§ **PROBLEM TO SOLVE**
The records below should be written out again, exactly.

§ **Dataset records**
□ □ □ □

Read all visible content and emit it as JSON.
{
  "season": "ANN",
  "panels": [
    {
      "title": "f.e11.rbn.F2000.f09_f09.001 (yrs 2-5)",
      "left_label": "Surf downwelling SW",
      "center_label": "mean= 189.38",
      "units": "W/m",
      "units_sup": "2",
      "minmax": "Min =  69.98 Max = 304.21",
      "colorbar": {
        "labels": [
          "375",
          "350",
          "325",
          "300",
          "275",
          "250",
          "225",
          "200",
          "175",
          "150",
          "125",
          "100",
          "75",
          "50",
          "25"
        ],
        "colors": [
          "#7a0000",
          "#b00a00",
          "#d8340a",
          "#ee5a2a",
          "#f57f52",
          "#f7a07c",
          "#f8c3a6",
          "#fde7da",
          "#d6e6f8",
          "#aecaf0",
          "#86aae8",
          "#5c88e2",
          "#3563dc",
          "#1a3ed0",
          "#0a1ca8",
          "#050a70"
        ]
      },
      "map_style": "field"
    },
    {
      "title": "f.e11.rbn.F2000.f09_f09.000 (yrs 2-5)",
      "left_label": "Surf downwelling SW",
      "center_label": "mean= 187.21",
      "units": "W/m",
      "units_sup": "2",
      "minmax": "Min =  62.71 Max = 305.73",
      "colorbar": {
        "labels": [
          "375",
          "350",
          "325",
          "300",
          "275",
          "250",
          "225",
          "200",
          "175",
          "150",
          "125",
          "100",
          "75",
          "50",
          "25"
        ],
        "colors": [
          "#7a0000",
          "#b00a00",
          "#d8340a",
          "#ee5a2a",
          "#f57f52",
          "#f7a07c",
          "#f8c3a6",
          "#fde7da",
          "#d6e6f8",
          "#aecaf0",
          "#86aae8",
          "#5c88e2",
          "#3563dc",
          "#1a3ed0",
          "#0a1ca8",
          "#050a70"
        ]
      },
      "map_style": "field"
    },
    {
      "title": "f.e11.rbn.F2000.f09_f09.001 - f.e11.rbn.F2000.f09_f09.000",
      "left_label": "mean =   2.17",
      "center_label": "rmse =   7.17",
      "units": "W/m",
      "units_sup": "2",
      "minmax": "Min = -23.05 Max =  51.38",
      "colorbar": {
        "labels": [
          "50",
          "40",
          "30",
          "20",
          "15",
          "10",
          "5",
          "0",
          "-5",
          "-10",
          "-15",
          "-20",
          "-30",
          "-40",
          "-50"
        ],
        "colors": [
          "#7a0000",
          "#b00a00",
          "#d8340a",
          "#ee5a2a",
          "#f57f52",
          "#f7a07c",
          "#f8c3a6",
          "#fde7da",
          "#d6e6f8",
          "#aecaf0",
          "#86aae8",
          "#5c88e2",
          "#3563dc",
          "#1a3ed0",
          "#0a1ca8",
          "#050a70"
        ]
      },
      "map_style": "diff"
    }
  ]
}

□ □ □ □

§ **CORRECT RESULT**
Read all visible content and emit it as JSON.
{
  "season": "ANN",
  "panels": [
    {
      "title": "f.e11.rbn.F2000.f09_f09.001 (yrs 2-5)",
      "left_label": "Surf downwelling SW",
      "center_label": "mean= 189.38",
      "units": "W/m",
      "units_sup": "2",
      "minmax": "Min =  69.98 Max = 304.21",
      "colorbar": {
        "labels": [
          "375",
          "350",
          "325",
          "300",
          "275",
          "250",
          "225",
          "200",
          "175",
          "150",
          "125",
          "100",
          "75",
          "50",
          "25"
        ],
        "colors": [
          "#7a0000",
          "#b00a00",
          "#d8340a",
          "#ee5a2a",
          "#f57f52",
          "#f7a07c",
          "#f8c3a6",
          "#fde7da",
          "#d6e6f8",
          "#aecaf0",
          "#86aae8",
          "#5c88e2",
          "#3563dc",
          "#1a3ed0",
          "#0a1ca8",
          "#050a70"
        ]
      },
      "map_style": "field"
    },
    {
      "title": "f.e11.rbn.F2000.f09_f09.000 (yrs 2-5)",
      "left_label": "Surf downwelling SW",
      "center_label": "mean= 187.21",
      "units": "W/m",
      "units_sup": "2",
      "minmax": "Min =  62.71 Max = 305.73",
      "colorbar": {
        "labels": [
          "375",
          "350",
          "325",
          "300",
          "275",
          "250",
          "225",
          "200",
          "175",
          "150",
          "125",
          "100",
          "75",
          "50",
          "25"
        ],
        "colors": [
          "#7a0000",
          "#b00a00",
          "#d8340a",
          "#ee5a2a",
          "#f57f52",
          "#f7a07c",
          "#f8c3a6",
          "#fde7da",
          "#d6e6f8",
          "#aecaf0",
          "#86aae8",
          "#5c88e2",
          "#3563dc",
          "#1a3ed0",
          "#0a1ca8",
          "#050a70"
        ]
      },
      "map_style": "field"
    },
    {
      "title": "f.e11.rbn.F2000.f09_f09.001 - f.e11.rbn.F2000.f09_f09.000",
      "left_label": "mean =   2.17",
      "center_label": "rmse =   7.17",
      "units": "W/m",
      "units_sup": "2",
      "minmax": "Min = -23.05 Max =  51.38",
      "colorbar": {
        "labels": [
          "50",
          "40",
          "30",
          "20",
          "15",
          "10",
          "5",
          "0",
          "-5",
          "-10",
          "-15",
          "-20",
          "-30",
          "-40",
          "-50"
        ],
        "colors": [
          "#7a0000",
          "#b00a00",
          "#d8340a",
          "#ee5a2a",
          "#f57f52",
          "#f7a07c",
          "#f8c3a6",
          "#fde7da",
          "#d6e6f8",
          "#aecaf0",
          "#86aae8",
          "#5c88e2",
          "#3563dc",
          "#1a3ed0",
          "#0a1ca8",
          "#050a70"
        ]
      },
      "map_style": "diff"
    }
  ]
}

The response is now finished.